THE RECORDS:

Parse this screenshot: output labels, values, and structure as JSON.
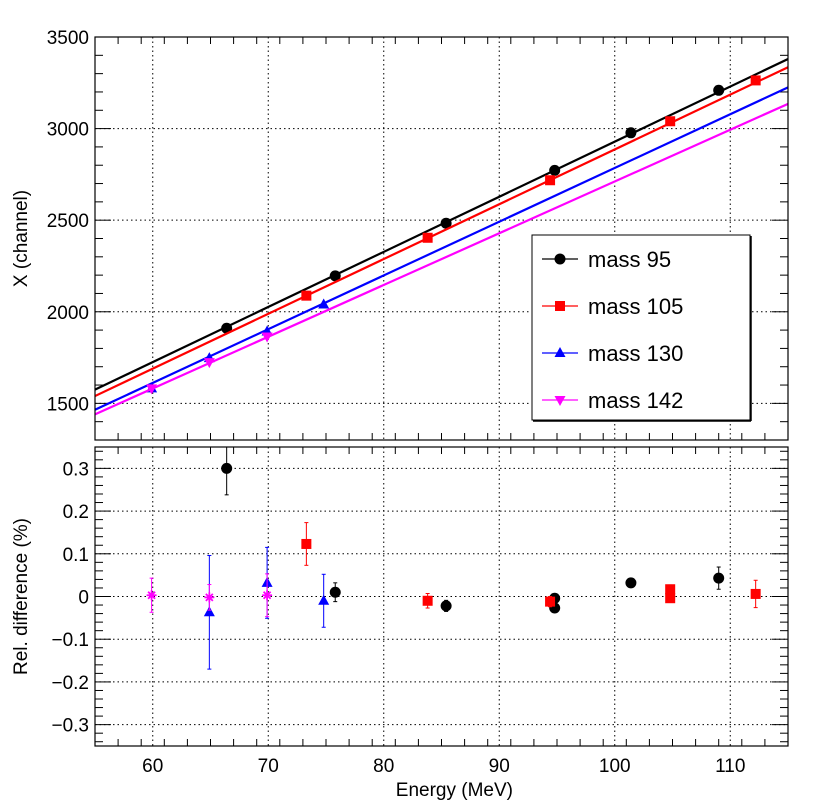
{
  "chart_data": [
    {
      "id": "top",
      "type": "scatter",
      "title": "",
      "xlabel": "",
      "ylabel": "X (channel)",
      "xlim": [
        55,
        115
      ],
      "ylim": [
        1300,
        3500
      ],
      "xticks": [
        60,
        70,
        80,
        90,
        100,
        110
      ],
      "yticks": [
        1500,
        2000,
        2500,
        3000,
        3500
      ],
      "yticklabels": [
        "1500",
        "2000",
        "2500",
        "3000",
        "3500"
      ],
      "grid": true,
      "legend_position": "center-right",
      "series": [
        {
          "name": "mass 95",
          "legend": "mass 95",
          "color": "#000000",
          "marker": "circle",
          "x": [
            66.4,
            75.8,
            85.4,
            94.8,
            101.4,
            109.0
          ],
          "y": [
            1910,
            2196,
            2483,
            2772,
            2977,
            3209
          ],
          "fit": {
            "x": [
              55,
              115
            ],
            "y": [
              1575,
              3380
            ]
          }
        },
        {
          "name": "mass 105",
          "legend": "mass 105",
          "color": "#ff0000",
          "marker": "square",
          "x": [
            73.3,
            83.8,
            94.4,
            104.8,
            112.2
          ],
          "y": [
            2088,
            2404,
            2718,
            3040,
            3263
          ],
          "fit": {
            "x": [
              55,
              115
            ],
            "y": [
              1540,
              3335
            ]
          }
        },
        {
          "name": "mass 130",
          "legend": "mass 130",
          "color": "#0000ff",
          "marker": "triangle-up",
          "x": [
            59.9,
            64.9,
            69.9,
            74.8
          ],
          "y": [
            1582,
            1747,
            1892,
            2040
          ],
          "fit": {
            "x": [
              55,
              115
            ],
            "y": [
              1465,
              3225
            ]
          }
        },
        {
          "name": "mass 142",
          "legend": "mass 142",
          "color": "#ff00ff",
          "marker": "triangle-down",
          "x": [
            59.9,
            64.9,
            69.9
          ],
          "y": [
            1582,
            1725,
            1865
          ],
          "fit": {
            "x": [
              55,
              115
            ],
            "y": [
              1440,
              3135
            ]
          }
        }
      ]
    },
    {
      "id": "bottom",
      "type": "scatter",
      "title": "",
      "xlabel": "Energy (MeV)",
      "ylabel": "Rel. difference (%)",
      "xlim": [
        55,
        115
      ],
      "ylim": [
        -0.35,
        0.35
      ],
      "xticks": [
        60,
        70,
        80,
        90,
        100,
        110
      ],
      "xticklabels": [
        "60",
        "70",
        "80",
        "90",
        "100",
        "110"
      ],
      "yticks": [
        -0.3,
        -0.2,
        -0.1,
        0,
        0.1,
        0.2,
        0.3
      ],
      "yticklabels": [
        "−0.3",
        "−0.2",
        "−0.1",
        "0",
        "0.1",
        "0.2",
        "0.3"
      ],
      "grid": true,
      "series": [
        {
          "name": "mass 95",
          "color": "#000000",
          "marker": "circle",
          "x": [
            66.4,
            75.8,
            85.4,
            94.8,
            94.8,
            101.4,
            109.0
          ],
          "y": [
            0.3,
            0.01,
            -0.022,
            -0.004,
            -0.027,
            0.032,
            0.043
          ],
          "err": [
            0.062,
            0.022,
            0.013,
            0.009,
            0.009,
            0.008,
            0.026
          ]
        },
        {
          "name": "mass 105",
          "color": "#ff0000",
          "marker": "square",
          "x": [
            73.3,
            83.8,
            94.4,
            104.8,
            104.8,
            112.2
          ],
          "y": [
            0.123,
            -0.01,
            -0.012,
            0.017,
            -0.004,
            0.006
          ],
          "err": [
            0.05,
            0.017,
            0.012,
            0.01,
            0.01,
            0.032
          ]
        },
        {
          "name": "mass 130",
          "color": "#0000ff",
          "marker": "triangle-up",
          "x": [
            64.9,
            69.9,
            74.8
          ],
          "y": [
            -0.037,
            0.032,
            -0.01
          ],
          "err": [
            0.133,
            0.083,
            0.062
          ]
        },
        {
          "name": "mass 142",
          "color": "#ff00ff",
          "marker": "star",
          "x": [
            59.9,
            64.9,
            69.9
          ],
          "y": [
            0.003,
            -0.002,
            0.003
          ],
          "err": [
            0.04,
            0.03,
            0.05
          ]
        }
      ]
    }
  ]
}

TASK REQUIREMENTS: Leave the pictures out and print the records above exactly as they stand.

OUTPUT FOR THIS TASK:
Parse this screenshot: output labels, values, and structure as JSON.
{
  "chart_data": [
    {
      "id": "top",
      "type": "scatter",
      "title": "",
      "xlabel": "",
      "ylabel": "X (channel)",
      "xlim": [
        55,
        115
      ],
      "ylim": [
        1300,
        3500
      ],
      "xticks": [
        60,
        70,
        80,
        90,
        100,
        110
      ],
      "yticks": [
        1500,
        2000,
        2500,
        3000,
        3500
      ],
      "yticklabels": [
        "1500",
        "2000",
        "2500",
        "3000",
        "3500"
      ],
      "grid": true,
      "legend_position": "center-right",
      "series": [
        {
          "name": "mass 95",
          "legend": "mass 95",
          "color": "#000000",
          "marker": "circle",
          "x": [
            66.4,
            75.8,
            85.4,
            94.8,
            101.4,
            109.0
          ],
          "y": [
            1910,
            2196,
            2483,
            2772,
            2977,
            3209
          ],
          "fit": {
            "x": [
              55,
              115
            ],
            "y": [
              1575,
              3380
            ]
          }
        },
        {
          "name": "mass 105",
          "legend": "mass 105",
          "color": "#ff0000",
          "marker": "square",
          "x": [
            73.3,
            83.8,
            94.4,
            104.8,
            112.2
          ],
          "y": [
            2088,
            2404,
            2718,
            3040,
            3263
          ],
          "fit": {
            "x": [
              55,
              115
            ],
            "y": [
              1540,
              3335
            ]
          }
        },
        {
          "name": "mass 130",
          "legend": "mass 130",
          "color": "#0000ff",
          "marker": "triangle-up",
          "x": [
            59.9,
            64.9,
            69.9,
            74.8
          ],
          "y": [
            1582,
            1747,
            1892,
            2040
          ],
          "fit": {
            "x": [
              55,
              115
            ],
            "y": [
              1465,
              3225
            ]
          }
        },
        {
          "name": "mass 142",
          "legend": "mass 142",
          "color": "#ff00ff",
          "marker": "triangle-down",
          "x": [
            59.9,
            64.9,
            69.9
          ],
          "y": [
            1582,
            1725,
            1865
          ],
          "fit": {
            "x": [
              55,
              115
            ],
            "y": [
              1440,
              3135
            ]
          }
        }
      ]
    },
    {
      "id": "bottom",
      "type": "scatter",
      "title": "",
      "xlabel": "Energy (MeV)",
      "ylabel": "Rel. difference (%)",
      "xlim": [
        55,
        115
      ],
      "ylim": [
        -0.35,
        0.35
      ],
      "xticks": [
        60,
        70,
        80,
        90,
        100,
        110
      ],
      "xticklabels": [
        "60",
        "70",
        "80",
        "90",
        "100",
        "110"
      ],
      "yticks": [
        -0.3,
        -0.2,
        -0.1,
        0,
        0.1,
        0.2,
        0.3
      ],
      "yticklabels": [
        "−0.3",
        "−0.2",
        "−0.1",
        "0",
        "0.1",
        "0.2",
        "0.3"
      ],
      "grid": true,
      "series": [
        {
          "name": "mass 95",
          "color": "#000000",
          "marker": "circle",
          "x": [
            66.4,
            75.8,
            85.4,
            94.8,
            94.8,
            101.4,
            109.0
          ],
          "y": [
            0.3,
            0.01,
            -0.022,
            -0.004,
            -0.027,
            0.032,
            0.043
          ],
          "err": [
            0.062,
            0.022,
            0.013,
            0.009,
            0.009,
            0.008,
            0.026
          ]
        },
        {
          "name": "mass 105",
          "color": "#ff0000",
          "marker": "square",
          "x": [
            73.3,
            83.8,
            94.4,
            104.8,
            104.8,
            112.2
          ],
          "y": [
            0.123,
            -0.01,
            -0.012,
            0.017,
            -0.004,
            0.006
          ],
          "err": [
            0.05,
            0.017,
            0.012,
            0.01,
            0.01,
            0.032
          ]
        },
        {
          "name": "mass 130",
          "color": "#0000ff",
          "marker": "triangle-up",
          "x": [
            64.9,
            69.9,
            74.8
          ],
          "y": [
            -0.037,
            0.032,
            -0.01
          ],
          "err": [
            0.133,
            0.083,
            0.062
          ]
        },
        {
          "name": "mass 142",
          "color": "#ff00ff",
          "marker": "star",
          "x": [
            59.9,
            64.9,
            69.9
          ],
          "y": [
            0.003,
            -0.002,
            0.003
          ],
          "err": [
            0.04,
            0.03,
            0.05
          ]
        }
      ]
    }
  ]
}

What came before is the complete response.